Collect from the data below each line with "的相应代码涂黑".

DATASET RECORDS:

* BEGIN *

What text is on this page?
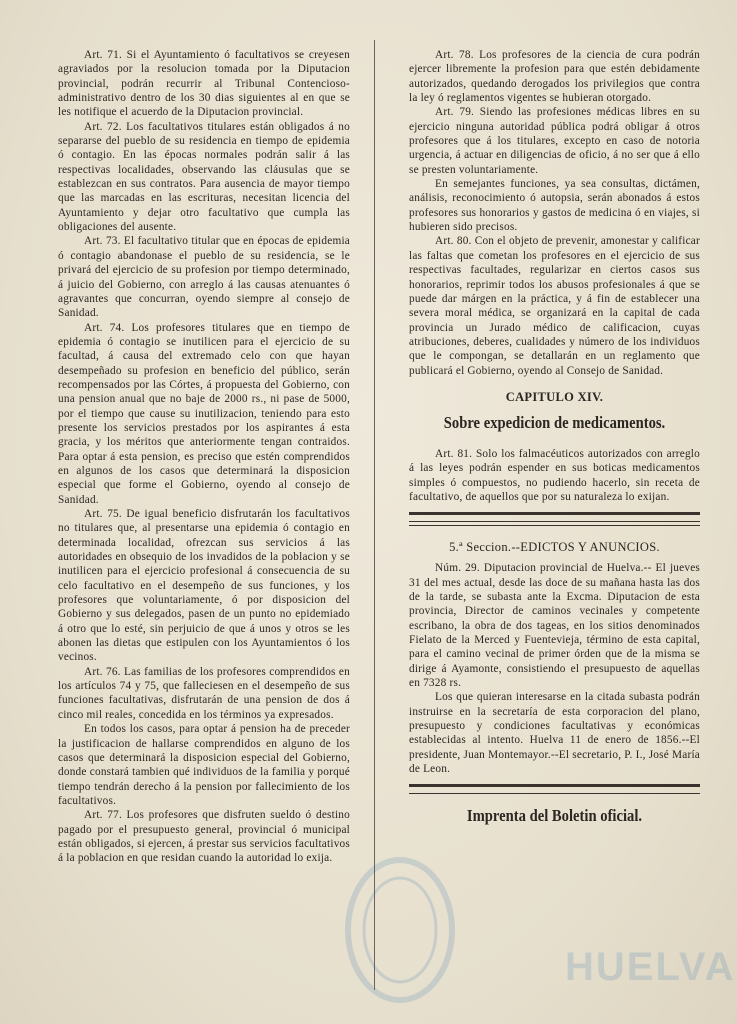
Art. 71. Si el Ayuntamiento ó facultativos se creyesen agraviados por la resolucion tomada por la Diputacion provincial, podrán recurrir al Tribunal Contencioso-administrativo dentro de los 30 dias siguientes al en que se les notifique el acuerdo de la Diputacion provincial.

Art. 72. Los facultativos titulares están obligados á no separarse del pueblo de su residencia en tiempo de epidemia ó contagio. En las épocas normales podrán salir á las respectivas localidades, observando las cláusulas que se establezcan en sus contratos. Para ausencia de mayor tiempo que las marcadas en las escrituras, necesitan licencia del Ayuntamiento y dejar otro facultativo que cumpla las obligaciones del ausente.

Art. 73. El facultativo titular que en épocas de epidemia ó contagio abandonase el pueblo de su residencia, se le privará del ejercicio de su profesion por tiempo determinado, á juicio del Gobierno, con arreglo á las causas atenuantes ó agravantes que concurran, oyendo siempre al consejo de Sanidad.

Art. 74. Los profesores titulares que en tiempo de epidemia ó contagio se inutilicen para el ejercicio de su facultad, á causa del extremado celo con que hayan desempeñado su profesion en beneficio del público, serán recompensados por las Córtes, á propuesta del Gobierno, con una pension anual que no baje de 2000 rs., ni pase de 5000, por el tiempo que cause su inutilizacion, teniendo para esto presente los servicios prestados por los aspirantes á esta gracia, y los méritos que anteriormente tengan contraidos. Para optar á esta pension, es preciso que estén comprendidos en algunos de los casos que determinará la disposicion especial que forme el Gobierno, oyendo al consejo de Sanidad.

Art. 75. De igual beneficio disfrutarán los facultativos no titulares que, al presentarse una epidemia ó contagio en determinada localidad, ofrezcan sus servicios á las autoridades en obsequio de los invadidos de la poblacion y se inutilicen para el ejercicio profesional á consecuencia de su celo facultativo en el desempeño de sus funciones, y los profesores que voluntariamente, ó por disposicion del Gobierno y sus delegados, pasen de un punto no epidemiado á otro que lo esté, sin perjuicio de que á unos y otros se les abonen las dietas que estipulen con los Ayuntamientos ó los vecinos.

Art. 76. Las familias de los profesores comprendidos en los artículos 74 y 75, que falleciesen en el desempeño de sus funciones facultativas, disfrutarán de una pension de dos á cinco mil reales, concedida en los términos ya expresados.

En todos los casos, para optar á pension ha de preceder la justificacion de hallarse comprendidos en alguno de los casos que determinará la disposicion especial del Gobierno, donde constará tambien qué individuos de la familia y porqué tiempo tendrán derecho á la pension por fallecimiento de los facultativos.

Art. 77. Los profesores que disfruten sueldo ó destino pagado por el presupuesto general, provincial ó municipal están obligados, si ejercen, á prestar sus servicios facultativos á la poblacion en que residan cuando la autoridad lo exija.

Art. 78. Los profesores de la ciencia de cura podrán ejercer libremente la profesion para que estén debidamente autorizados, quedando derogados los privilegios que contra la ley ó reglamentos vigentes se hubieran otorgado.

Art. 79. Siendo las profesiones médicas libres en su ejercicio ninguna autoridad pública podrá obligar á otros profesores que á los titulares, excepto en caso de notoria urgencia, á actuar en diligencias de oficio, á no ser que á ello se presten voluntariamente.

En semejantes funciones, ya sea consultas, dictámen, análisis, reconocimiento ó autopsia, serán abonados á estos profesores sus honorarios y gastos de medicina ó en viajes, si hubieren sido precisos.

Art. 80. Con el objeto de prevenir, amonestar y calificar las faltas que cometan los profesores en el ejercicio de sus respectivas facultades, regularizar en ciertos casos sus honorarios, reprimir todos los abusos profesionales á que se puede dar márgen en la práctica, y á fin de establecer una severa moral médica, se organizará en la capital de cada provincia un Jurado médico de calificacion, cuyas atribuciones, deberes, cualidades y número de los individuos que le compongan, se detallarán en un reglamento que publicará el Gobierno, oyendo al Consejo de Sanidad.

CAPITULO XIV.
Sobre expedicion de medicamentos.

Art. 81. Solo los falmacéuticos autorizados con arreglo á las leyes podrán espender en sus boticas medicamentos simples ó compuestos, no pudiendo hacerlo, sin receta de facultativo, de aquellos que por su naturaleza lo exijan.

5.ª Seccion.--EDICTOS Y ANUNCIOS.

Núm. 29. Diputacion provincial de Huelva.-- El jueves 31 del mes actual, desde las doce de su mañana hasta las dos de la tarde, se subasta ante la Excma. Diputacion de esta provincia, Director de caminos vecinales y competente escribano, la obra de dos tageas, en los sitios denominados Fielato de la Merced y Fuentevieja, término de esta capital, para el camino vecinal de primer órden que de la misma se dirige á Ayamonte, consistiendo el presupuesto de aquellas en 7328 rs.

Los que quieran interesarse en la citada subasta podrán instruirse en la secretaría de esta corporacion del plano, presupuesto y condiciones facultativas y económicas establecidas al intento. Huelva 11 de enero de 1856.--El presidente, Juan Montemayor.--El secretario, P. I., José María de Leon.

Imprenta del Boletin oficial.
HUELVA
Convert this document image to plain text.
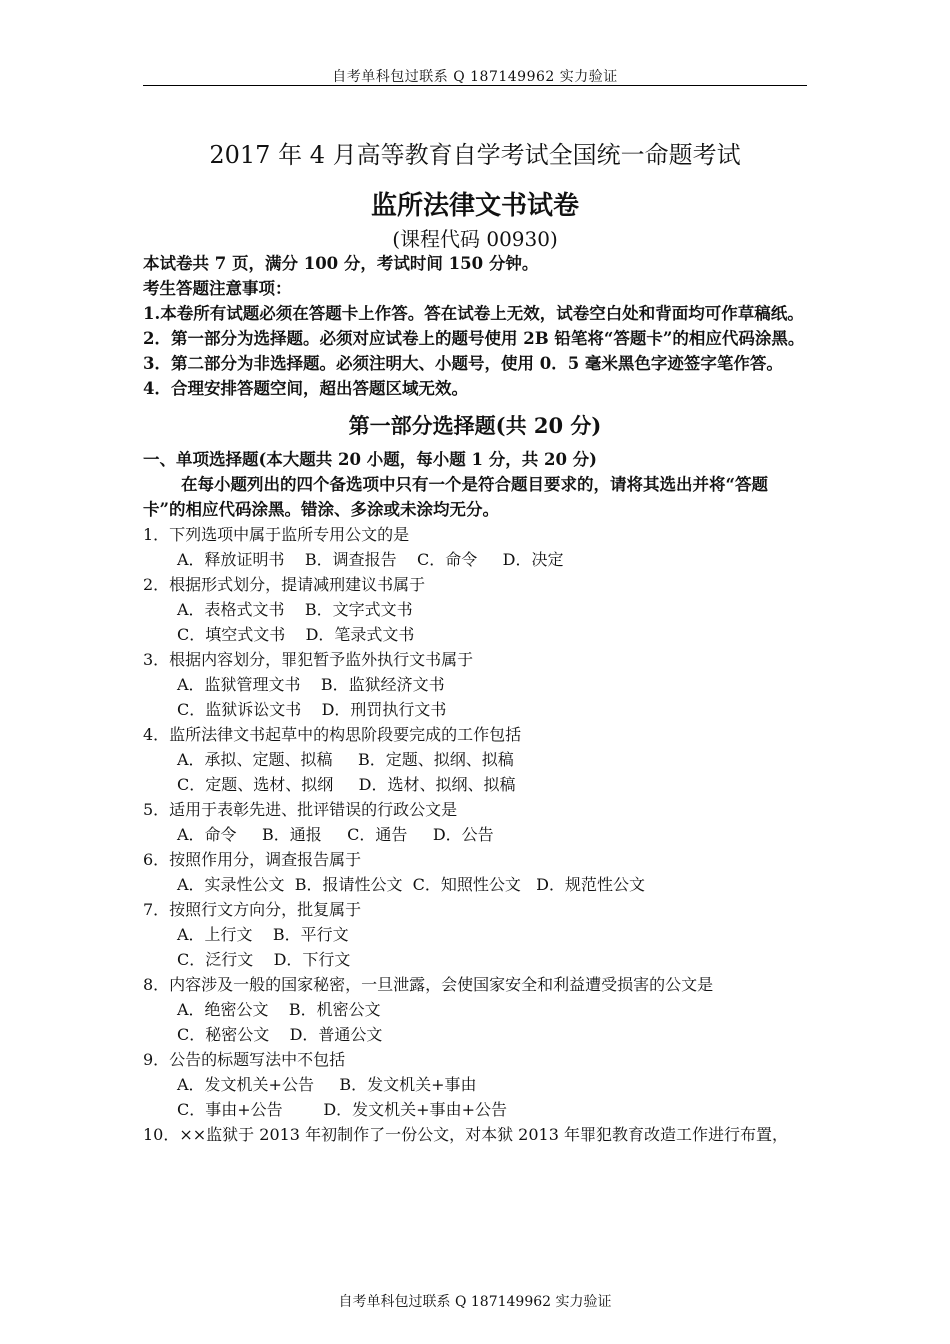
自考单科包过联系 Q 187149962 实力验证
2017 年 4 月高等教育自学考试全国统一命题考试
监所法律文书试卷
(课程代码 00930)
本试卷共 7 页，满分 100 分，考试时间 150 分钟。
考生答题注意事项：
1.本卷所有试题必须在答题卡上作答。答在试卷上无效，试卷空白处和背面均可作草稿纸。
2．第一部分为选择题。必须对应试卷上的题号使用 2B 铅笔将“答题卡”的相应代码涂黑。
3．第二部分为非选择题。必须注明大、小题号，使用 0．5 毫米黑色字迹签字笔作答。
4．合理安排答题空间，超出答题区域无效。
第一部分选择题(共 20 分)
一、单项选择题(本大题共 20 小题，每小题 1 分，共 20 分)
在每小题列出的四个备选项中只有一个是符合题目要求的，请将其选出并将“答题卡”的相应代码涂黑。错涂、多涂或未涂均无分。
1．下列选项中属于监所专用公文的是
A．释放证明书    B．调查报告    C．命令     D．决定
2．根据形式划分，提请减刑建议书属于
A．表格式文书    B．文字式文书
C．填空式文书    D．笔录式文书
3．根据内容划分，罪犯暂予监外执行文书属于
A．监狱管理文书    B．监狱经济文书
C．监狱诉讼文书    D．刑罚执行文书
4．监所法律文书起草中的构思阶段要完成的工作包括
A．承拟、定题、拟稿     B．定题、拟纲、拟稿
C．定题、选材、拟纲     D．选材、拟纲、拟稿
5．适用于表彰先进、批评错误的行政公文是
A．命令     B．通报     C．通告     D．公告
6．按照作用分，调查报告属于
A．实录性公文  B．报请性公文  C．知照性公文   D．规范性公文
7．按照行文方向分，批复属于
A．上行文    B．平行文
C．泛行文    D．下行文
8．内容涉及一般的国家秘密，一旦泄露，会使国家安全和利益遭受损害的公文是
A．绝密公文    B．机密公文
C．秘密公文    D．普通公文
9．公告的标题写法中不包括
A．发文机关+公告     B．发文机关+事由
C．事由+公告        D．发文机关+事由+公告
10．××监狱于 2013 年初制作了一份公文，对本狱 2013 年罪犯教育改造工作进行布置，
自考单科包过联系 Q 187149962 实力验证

* END *

RESPONSE TO THE EXERCISE:
2．第一部分为选择题。必须对应试卷上的题号使用 2B 铅笔将“答题卡”的相应代码涂黑。
在每小题列出的四个备选项中只有一个是符合题目要求的，请将其选出并将“答题卡”的相应代码涂黑。错涂、多涂或未涂均无分。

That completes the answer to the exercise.